- _WRITTEN TASK_
Don't copy the pictures; return every other part of the records exactly.

-------- PROVIDED RECORDS

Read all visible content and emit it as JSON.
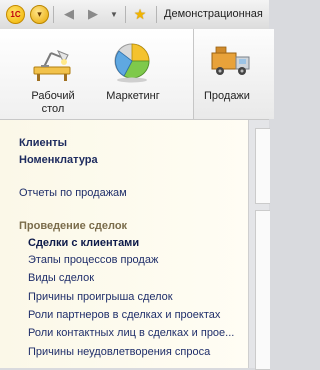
{
  "titlebar": {
    "logo_text": "1С",
    "menu_glyph": "▾",
    "back_glyph": "◀",
    "forward_glyph": "▶",
    "dropdown_glyph": "▼",
    "star_glyph": "★",
    "title": "Демонстрационная"
  },
  "sections": [
    {
      "label": "Рабочий\nстол",
      "icon": "desk-lamp-icon"
    },
    {
      "label": "Маркетинг",
      "icon": "pie-chart-icon"
    },
    {
      "label": "Продажи",
      "icon": "truck-icon"
    }
  ],
  "nav": {
    "items": [
      {
        "label": "Клиенты",
        "style": "bold"
      },
      {
        "label": "Номенклатура",
        "style": "bold"
      },
      {
        "label": "Отчеты по продажам",
        "style": "plain"
      },
      {
        "label": "Проведение сделок",
        "style": "group"
      },
      {
        "label": "Сделки с клиентами",
        "style": "sub-bold"
      },
      {
        "label": "Этапы процессов продаж",
        "style": "sub"
      },
      {
        "label": "Виды сделок",
        "style": "sub"
      },
      {
        "label": "Причины проигрыша сделок",
        "style": "sub"
      },
      {
        "label": "Роли партнеров в сделках и проектах",
        "style": "sub"
      },
      {
        "label": "Роли контактных лиц в сделках и прое...",
        "style": "sub"
      },
      {
        "label": "Причины неудовлетворения спроса",
        "style": "sub"
      }
    ]
  },
  "colors": {
    "nav_bg": "#fbf8e8",
    "link": "#1f2e6a",
    "group": "#7a6c4b"
  }
}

----------------

- _OUTPUT OF THE EXERCISE_
Read all visible content and emit it as JSON.
{
  "titlebar": {
    "logo_text": "1С",
    "menu_glyph": "▾",
    "back_glyph": "◀",
    "forward_glyph": "▶",
    "dropdown_glyph": "▼",
    "star_glyph": "★",
    "title": "Демонстрационная"
  },
  "sections": [
    {
      "label": "Рабочий\nстол",
      "icon": "desk-lamp-icon"
    },
    {
      "label": "Маркетинг",
      "icon": "pie-chart-icon"
    },
    {
      "label": "Продажи",
      "icon": "truck-icon"
    }
  ],
  "nav": {
    "items": [
      {
        "label": "Клиенты",
        "style": "bold"
      },
      {
        "label": "Номенклатура",
        "style": "bold"
      },
      {
        "label": "Отчеты по продажам",
        "style": "plain"
      },
      {
        "label": "Проведение сделок",
        "style": "group"
      },
      {
        "label": "Сделки с клиентами",
        "style": "sub-bold"
      },
      {
        "label": "Этапы процессов продаж",
        "style": "sub"
      },
      {
        "label": "Виды сделок",
        "style": "sub"
      },
      {
        "label": "Причины проигрыша сделок",
        "style": "sub"
      },
      {
        "label": "Роли партнеров в сделках и проектах",
        "style": "sub"
      },
      {
        "label": "Роли контактных лиц в сделках и прое...",
        "style": "sub"
      },
      {
        "label": "Причины неудовлетворения спроса",
        "style": "sub"
      }
    ]
  },
  "colors": {
    "nav_bg": "#fbf8e8",
    "link": "#1f2e6a",
    "group": "#7a6c4b"
  }
}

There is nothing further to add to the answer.